STATED TASK: Your task is to retype each line of the data below exactly.

GIVEN INFORMATION:
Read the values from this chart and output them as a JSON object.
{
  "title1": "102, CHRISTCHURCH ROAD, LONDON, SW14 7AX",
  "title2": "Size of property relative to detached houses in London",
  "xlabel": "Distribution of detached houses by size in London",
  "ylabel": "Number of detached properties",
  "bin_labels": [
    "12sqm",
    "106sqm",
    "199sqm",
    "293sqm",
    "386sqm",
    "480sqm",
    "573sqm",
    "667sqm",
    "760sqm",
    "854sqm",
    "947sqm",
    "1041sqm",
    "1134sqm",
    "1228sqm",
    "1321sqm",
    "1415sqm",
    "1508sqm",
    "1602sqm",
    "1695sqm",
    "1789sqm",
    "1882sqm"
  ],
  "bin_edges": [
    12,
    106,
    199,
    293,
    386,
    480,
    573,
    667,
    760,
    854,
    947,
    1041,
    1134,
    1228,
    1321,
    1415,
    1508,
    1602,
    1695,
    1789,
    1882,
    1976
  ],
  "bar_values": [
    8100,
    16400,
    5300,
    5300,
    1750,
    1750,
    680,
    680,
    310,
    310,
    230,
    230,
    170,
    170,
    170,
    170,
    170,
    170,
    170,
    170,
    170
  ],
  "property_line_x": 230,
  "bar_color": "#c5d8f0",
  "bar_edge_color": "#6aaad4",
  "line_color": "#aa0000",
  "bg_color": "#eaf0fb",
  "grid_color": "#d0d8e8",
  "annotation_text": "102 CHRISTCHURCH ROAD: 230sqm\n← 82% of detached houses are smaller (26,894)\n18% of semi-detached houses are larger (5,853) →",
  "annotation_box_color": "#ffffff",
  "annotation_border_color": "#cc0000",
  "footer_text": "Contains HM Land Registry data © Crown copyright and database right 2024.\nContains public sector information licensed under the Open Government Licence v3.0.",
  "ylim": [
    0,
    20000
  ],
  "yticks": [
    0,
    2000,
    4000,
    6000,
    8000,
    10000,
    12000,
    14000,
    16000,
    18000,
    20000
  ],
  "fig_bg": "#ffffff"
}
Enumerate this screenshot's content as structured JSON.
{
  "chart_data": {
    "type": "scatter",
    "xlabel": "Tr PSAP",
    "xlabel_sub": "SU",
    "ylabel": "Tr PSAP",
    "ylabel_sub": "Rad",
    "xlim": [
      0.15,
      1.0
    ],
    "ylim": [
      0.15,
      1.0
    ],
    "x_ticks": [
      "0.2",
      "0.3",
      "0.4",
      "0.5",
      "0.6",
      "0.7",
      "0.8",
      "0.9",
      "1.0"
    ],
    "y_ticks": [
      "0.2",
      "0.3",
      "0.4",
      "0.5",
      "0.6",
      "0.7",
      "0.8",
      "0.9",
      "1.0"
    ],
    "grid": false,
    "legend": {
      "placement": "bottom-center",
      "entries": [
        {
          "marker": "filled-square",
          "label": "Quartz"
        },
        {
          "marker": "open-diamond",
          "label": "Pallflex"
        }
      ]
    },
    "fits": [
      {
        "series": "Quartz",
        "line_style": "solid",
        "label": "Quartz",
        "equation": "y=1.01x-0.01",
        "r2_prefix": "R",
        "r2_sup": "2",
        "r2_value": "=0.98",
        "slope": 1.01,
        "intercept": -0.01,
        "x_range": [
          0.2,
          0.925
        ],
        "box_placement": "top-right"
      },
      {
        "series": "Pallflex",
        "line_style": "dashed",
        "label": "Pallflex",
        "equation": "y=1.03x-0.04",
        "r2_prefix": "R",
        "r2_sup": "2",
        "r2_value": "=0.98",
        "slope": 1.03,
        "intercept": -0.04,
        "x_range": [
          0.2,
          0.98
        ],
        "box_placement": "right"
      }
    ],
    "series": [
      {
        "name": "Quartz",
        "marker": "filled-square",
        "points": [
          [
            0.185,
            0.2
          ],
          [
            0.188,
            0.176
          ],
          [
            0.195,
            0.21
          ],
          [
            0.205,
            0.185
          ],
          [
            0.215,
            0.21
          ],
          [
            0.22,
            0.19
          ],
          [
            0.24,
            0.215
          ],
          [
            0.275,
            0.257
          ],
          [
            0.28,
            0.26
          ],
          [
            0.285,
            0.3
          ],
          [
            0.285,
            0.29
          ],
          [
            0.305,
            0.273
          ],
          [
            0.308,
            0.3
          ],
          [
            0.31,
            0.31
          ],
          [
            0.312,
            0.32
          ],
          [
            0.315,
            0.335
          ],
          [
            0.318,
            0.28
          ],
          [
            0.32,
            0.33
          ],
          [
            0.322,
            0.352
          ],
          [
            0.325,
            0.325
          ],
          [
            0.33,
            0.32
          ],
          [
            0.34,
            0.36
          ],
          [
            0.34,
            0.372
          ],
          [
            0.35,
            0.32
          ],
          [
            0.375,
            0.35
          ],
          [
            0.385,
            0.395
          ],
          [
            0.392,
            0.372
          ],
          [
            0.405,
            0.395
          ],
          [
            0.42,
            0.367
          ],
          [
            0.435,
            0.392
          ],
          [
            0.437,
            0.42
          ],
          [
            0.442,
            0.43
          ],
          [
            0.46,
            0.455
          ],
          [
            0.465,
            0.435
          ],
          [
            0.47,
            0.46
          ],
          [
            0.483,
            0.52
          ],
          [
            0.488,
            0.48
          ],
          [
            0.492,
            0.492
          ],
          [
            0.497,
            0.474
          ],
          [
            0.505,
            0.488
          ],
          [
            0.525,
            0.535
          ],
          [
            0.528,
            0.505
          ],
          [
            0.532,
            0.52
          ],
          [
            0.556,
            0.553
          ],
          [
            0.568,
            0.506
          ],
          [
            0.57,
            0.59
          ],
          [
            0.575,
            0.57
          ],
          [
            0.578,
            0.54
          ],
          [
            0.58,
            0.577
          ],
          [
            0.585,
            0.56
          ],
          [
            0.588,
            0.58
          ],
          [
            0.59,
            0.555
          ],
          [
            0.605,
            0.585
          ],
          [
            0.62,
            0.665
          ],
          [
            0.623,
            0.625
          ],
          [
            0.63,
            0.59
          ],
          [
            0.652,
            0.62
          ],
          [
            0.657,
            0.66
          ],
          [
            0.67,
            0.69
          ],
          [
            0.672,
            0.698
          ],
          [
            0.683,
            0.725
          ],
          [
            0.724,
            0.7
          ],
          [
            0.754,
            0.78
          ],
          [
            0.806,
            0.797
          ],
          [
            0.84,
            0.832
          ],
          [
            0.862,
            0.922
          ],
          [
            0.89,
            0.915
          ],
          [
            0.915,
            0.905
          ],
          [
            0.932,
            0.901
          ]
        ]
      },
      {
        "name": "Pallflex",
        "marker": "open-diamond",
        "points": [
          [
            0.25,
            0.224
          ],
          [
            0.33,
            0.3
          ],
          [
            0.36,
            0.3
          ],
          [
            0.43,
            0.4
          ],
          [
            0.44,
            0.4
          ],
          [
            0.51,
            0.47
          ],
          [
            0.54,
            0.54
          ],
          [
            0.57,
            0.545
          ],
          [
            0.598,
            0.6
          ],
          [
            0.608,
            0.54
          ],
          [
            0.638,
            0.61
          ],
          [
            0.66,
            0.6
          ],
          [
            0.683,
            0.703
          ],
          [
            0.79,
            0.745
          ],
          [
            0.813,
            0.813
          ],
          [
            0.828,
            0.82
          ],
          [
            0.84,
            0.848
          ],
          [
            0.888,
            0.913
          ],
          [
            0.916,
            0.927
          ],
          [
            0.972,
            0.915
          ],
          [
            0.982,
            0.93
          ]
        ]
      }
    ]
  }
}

SOLUTION TO THIS PROBLEM:
Read the values from this chart and output them as a JSON object.
{
  "title1": "102, CHRISTCHURCH ROAD, LONDON, SW14 7AX",
  "title2": "Size of property relative to detached houses in London",
  "xlabel": "Distribution of detached houses by size in London",
  "ylabel": "Number of detached properties",
  "bin_labels": [
    "12sqm",
    "106sqm",
    "199sqm",
    "293sqm",
    "386sqm",
    "480sqm",
    "573sqm",
    "667sqm",
    "760sqm",
    "854sqm",
    "947sqm",
    "1041sqm",
    "1134sqm",
    "1228sqm",
    "1321sqm",
    "1415sqm",
    "1508sqm",
    "1602sqm",
    "1695sqm",
    "1789sqm",
    "1882sqm"
  ],
  "bin_edges": [
    12,
    106,
    199,
    293,
    386,
    480,
    573,
    667,
    760,
    854,
    947,
    1041,
    1134,
    1228,
    1321,
    1415,
    1508,
    1602,
    1695,
    1789,
    1882,
    1976
  ],
  "bar_values": [
    8100,
    16400,
    5300,
    5300,
    1750,
    1750,
    680,
    680,
    310,
    310,
    230,
    230,
    170,
    170,
    170,
    170,
    170,
    170,
    170,
    170,
    170
  ],
  "property_line_x": 230,
  "bar_color": "#c5d8f0",
  "bar_edge_color": "#6aaad4",
  "line_color": "#aa0000",
  "bg_color": "#eaf0fb",
  "grid_color": "#d0d8e8",
  "annotation_text": "102 CHRISTCHURCH ROAD: 230sqm\n← 82% of detached houses are smaller (26,894)\n18% of semi-detached houses are larger (5,853) →",
  "annotation_box_color": "#ffffff",
  "annotation_border_color": "#cc0000",
  "footer_text": "Contains HM Land Registry data © Crown copyright and database right 2024.\nContains public sector information licensed under the Open Government Licence v3.0.",
  "ylim": [
    0,
    20000
  ],
  "yticks": [
    0,
    2000,
    4000,
    6000,
    8000,
    10000,
    12000,
    14000,
    16000,
    18000,
    20000
  ],
  "fig_bg": "#ffffff"
}
Enumerate this screenshot's content as structured JSON.
{
  "chart_data": {
    "type": "scatter",
    "xlabel": "Tr PSAP",
    "xlabel_sub": "SU",
    "ylabel": "Tr PSAP",
    "ylabel_sub": "Rad",
    "xlim": [
      0.15,
      1.0
    ],
    "ylim": [
      0.15,
      1.0
    ],
    "x_ticks": [
      "0.2",
      "0.3",
      "0.4",
      "0.5",
      "0.6",
      "0.7",
      "0.8",
      "0.9",
      "1.0"
    ],
    "y_ticks": [
      "0.2",
      "0.3",
      "0.4",
      "0.5",
      "0.6",
      "0.7",
      "0.8",
      "0.9",
      "1.0"
    ],
    "grid": false,
    "legend": {
      "placement": "bottom-center",
      "entries": [
        {
          "marker": "filled-square",
          "label": "Quartz"
        },
        {
          "marker": "open-diamond",
          "label": "Pallflex"
        }
      ]
    },
    "fits": [
      {
        "series": "Quartz",
        "line_style": "solid",
        "label": "Quartz",
        "equation": "y=1.01x-0.01",
        "r2_prefix": "R",
        "r2_sup": "2",
        "r2_value": "=0.98",
        "slope": 1.01,
        "intercept": -0.01,
        "x_range": [
          0.2,
          0.925
        ],
        "box_placement": "top-right"
      },
      {
        "series": "Pallflex",
        "line_style": "dashed",
        "label": "Pallflex",
        "equation": "y=1.03x-0.04",
        "r2_prefix": "R",
        "r2_sup": "2",
        "r2_value": "=0.98",
        "slope": 1.03,
        "intercept": -0.04,
        "x_range": [
          0.2,
          0.98
        ],
        "box_placement": "right"
      }
    ],
    "series": [
      {
        "name": "Quartz",
        "marker": "filled-square",
        "points": [
          [
            0.185,
            0.2
          ],
          [
            0.188,
            0.176
          ],
          [
            0.195,
            0.21
          ],
          [
            0.205,
            0.185
          ],
          [
            0.215,
            0.21
          ],
          [
            0.22,
            0.19
          ],
          [
            0.24,
            0.215
          ],
          [
            0.275,
            0.257
          ],
          [
            0.28,
            0.26
          ],
          [
            0.285,
            0.3
          ],
          [
            0.285,
            0.29
          ],
          [
            0.305,
            0.273
          ],
          [
            0.308,
            0.3
          ],
          [
            0.31,
            0.31
          ],
          [
            0.312,
            0.32
          ],
          [
            0.315,
            0.335
          ],
          [
            0.318,
            0.28
          ],
          [
            0.32,
            0.33
          ],
          [
            0.322,
            0.352
          ],
          [
            0.325,
            0.325
          ],
          [
            0.33,
            0.32
          ],
          [
            0.34,
            0.36
          ],
          [
            0.34,
            0.372
          ],
          [
            0.35,
            0.32
          ],
          [
            0.375,
            0.35
          ],
          [
            0.385,
            0.395
          ],
          [
            0.392,
            0.372
          ],
          [
            0.405,
            0.395
          ],
          [
            0.42,
            0.367
          ],
          [
            0.435,
            0.392
          ],
          [
            0.437,
            0.42
          ],
          [
            0.442,
            0.43
          ],
          [
            0.46,
            0.455
          ],
          [
            0.465,
            0.435
          ],
          [
            0.47,
            0.46
          ],
          [
            0.483,
            0.52
          ],
          [
            0.488,
            0.48
          ],
          [
            0.492,
            0.492
          ],
          [
            0.497,
            0.474
          ],
          [
            0.505,
            0.488
          ],
          [
            0.525,
            0.535
          ],
          [
            0.528,
            0.505
          ],
          [
            0.532,
            0.52
          ],
          [
            0.556,
            0.553
          ],
          [
            0.568,
            0.506
          ],
          [
            0.57,
            0.59
          ],
          [
            0.575,
            0.57
          ],
          [
            0.578,
            0.54
          ],
          [
            0.58,
            0.577
          ],
          [
            0.585,
            0.56
          ],
          [
            0.588,
            0.58
          ],
          [
            0.59,
            0.555
          ],
          [
            0.605,
            0.585
          ],
          [
            0.62,
            0.665
          ],
          [
            0.623,
            0.625
          ],
          [
            0.63,
            0.59
          ],
          [
            0.652,
            0.62
          ],
          [
            0.657,
            0.66
          ],
          [
            0.67,
            0.69
          ],
          [
            0.672,
            0.698
          ],
          [
            0.683,
            0.725
          ],
          [
            0.724,
            0.7
          ],
          [
            0.754,
            0.78
          ],
          [
            0.806,
            0.797
          ],
          [
            0.84,
            0.832
          ],
          [
            0.862,
            0.922
          ],
          [
            0.89,
            0.915
          ],
          [
            0.915,
            0.905
          ],
          [
            0.932,
            0.901
          ]
        ]
      },
      {
        "name": "Pallflex",
        "marker": "open-diamond",
        "points": [
          [
            0.25,
            0.224
          ],
          [
            0.33,
            0.3
          ],
          [
            0.36,
            0.3
          ],
          [
            0.43,
            0.4
          ],
          [
            0.44,
            0.4
          ],
          [
            0.51,
            0.47
          ],
          [
            0.54,
            0.54
          ],
          [
            0.57,
            0.545
          ],
          [
            0.598,
            0.6
          ],
          [
            0.608,
            0.54
          ],
          [
            0.638,
            0.61
          ],
          [
            0.66,
            0.6
          ],
          [
            0.683,
            0.703
          ],
          [
            0.79,
            0.745
          ],
          [
            0.813,
            0.813
          ],
          [
            0.828,
            0.82
          ],
          [
            0.84,
            0.848
          ],
          [
            0.888,
            0.913
          ],
          [
            0.916,
            0.927
          ],
          [
            0.972,
            0.915
          ],
          [
            0.982,
            0.93
          ]
        ]
      }
    ]
  }
}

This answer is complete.